# SOURCE RECORDS

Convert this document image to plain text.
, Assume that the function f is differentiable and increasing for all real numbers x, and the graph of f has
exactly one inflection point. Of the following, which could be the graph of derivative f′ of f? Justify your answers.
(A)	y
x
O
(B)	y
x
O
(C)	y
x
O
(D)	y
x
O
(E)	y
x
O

* * *

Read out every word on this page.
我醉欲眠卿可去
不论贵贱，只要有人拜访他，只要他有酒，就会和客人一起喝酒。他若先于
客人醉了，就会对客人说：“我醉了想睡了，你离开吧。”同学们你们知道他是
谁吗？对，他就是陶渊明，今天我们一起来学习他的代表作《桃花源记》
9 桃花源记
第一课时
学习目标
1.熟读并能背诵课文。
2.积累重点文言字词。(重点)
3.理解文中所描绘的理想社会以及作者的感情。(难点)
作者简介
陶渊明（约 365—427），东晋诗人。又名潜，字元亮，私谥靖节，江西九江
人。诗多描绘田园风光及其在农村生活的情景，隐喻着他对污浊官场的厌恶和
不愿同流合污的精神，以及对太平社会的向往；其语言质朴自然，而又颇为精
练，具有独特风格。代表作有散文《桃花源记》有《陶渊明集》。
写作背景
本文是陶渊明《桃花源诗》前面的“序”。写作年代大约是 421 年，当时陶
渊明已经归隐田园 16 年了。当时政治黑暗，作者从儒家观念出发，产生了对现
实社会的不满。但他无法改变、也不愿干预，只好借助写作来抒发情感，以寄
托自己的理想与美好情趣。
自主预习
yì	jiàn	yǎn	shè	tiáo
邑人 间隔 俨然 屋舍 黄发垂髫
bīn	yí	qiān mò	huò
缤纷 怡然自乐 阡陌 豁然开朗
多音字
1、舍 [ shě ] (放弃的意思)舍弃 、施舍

# WHAT IS REQUIRED
How many lines of the data hold the string "桃花源记"? Reply with the number alone.

# CORRECT OUTPUT
3